### Work instructions
Output the material below unchanged, apart from leaving out the pictures.

### Data
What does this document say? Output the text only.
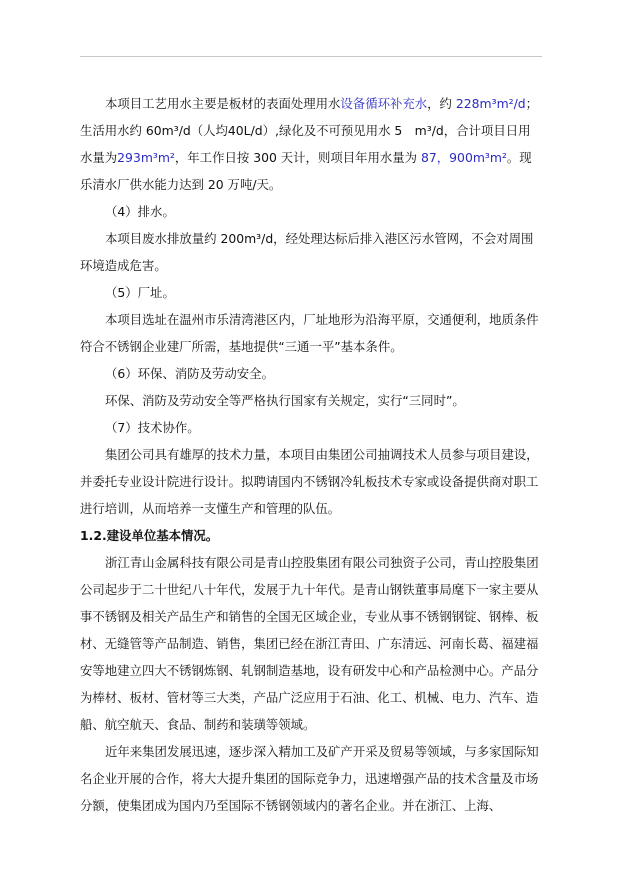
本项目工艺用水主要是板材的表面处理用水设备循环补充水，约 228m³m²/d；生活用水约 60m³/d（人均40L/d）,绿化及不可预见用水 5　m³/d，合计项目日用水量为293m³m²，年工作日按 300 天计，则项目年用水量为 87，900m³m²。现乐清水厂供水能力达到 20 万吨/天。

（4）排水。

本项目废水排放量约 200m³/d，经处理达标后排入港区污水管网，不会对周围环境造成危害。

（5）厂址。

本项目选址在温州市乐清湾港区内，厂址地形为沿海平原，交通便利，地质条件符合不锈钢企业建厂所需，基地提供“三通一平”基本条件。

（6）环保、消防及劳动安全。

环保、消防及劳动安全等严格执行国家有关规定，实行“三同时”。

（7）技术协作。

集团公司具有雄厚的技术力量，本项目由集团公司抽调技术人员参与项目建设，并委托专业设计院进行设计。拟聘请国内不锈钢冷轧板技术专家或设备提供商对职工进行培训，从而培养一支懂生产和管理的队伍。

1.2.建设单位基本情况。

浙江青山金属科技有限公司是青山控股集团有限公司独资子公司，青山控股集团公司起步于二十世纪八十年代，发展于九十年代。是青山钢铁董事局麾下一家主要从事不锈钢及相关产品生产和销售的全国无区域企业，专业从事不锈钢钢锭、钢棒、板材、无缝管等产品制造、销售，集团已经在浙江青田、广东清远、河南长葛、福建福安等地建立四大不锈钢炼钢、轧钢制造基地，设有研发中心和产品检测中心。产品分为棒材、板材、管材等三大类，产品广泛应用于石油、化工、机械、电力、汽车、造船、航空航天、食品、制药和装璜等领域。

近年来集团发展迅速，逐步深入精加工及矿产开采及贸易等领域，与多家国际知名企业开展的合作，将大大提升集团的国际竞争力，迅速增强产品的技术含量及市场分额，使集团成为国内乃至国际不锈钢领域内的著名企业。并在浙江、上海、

### Answer to the exercise
What does this document say? Output the text only.
本项目工艺用水主要是板材的表面处理用水设备循环补充水，约 228m³m²/d；生活用水约 60m³/d（人均40L/d）,绿化及不可预见用水 5　m³/d，合计项目日用水量为293m³m²，年工作日按 300 天计，则项目年用水量为 87，900m³m²。现乐清水厂供水能力达到 20 万吨/天。

（4）排水。

本项目废水排放量约 200m³/d，经处理达标后排入港区污水管网，不会对周围环境造成危害。

（5）厂址。

本项目选址在温州市乐清湾港区内，厂址地形为沿海平原，交通便利，地质条件符合不锈钢企业建厂所需，基地提供“三通一平”基本条件。

（6）环保、消防及劳动安全。

环保、消防及劳动安全等严格执行国家有关规定，实行“三同时”。

（7）技术协作。

集团公司具有雄厚的技术力量，本项目由集团公司抽调技术人员参与项目建设，并委托专业设计院进行设计。拟聘请国内不锈钢冷轧板技术专家或设备提供商对职工进行培训，从而培养一支懂生产和管理的队伍。

1.2.建设单位基本情况。

浙江青山金属科技有限公司是青山控股集团有限公司独资子公司，青山控股集团公司起步于二十世纪八十年代，发展于九十年代。是青山钢铁董事局麾下一家主要从事不锈钢及相关产品生产和销售的全国无区域企业，专业从事不锈钢钢锭、钢棒、板材、无缝管等产品制造、销售，集团已经在浙江青田、广东清远、河南长葛、福建福安等地建立四大不锈钢炼钢、轧钢制造基地，设有研发中心和产品检测中心。产品分为棒材、板材、管材等三大类，产品广泛应用于石油、化工、机械、电力、汽车、造船、航空航天、食品、制药和装璜等领域。

近年来集团发展迅速，逐步深入精加工及矿产开采及贸易等领域，与多家国际知名企业开展的合作，将大大提升集团的国际竞争力，迅速增强产品的技术含量及市场分额，使集团成为国内乃至国际不锈钢领域内的著名企业。并在浙江、上海、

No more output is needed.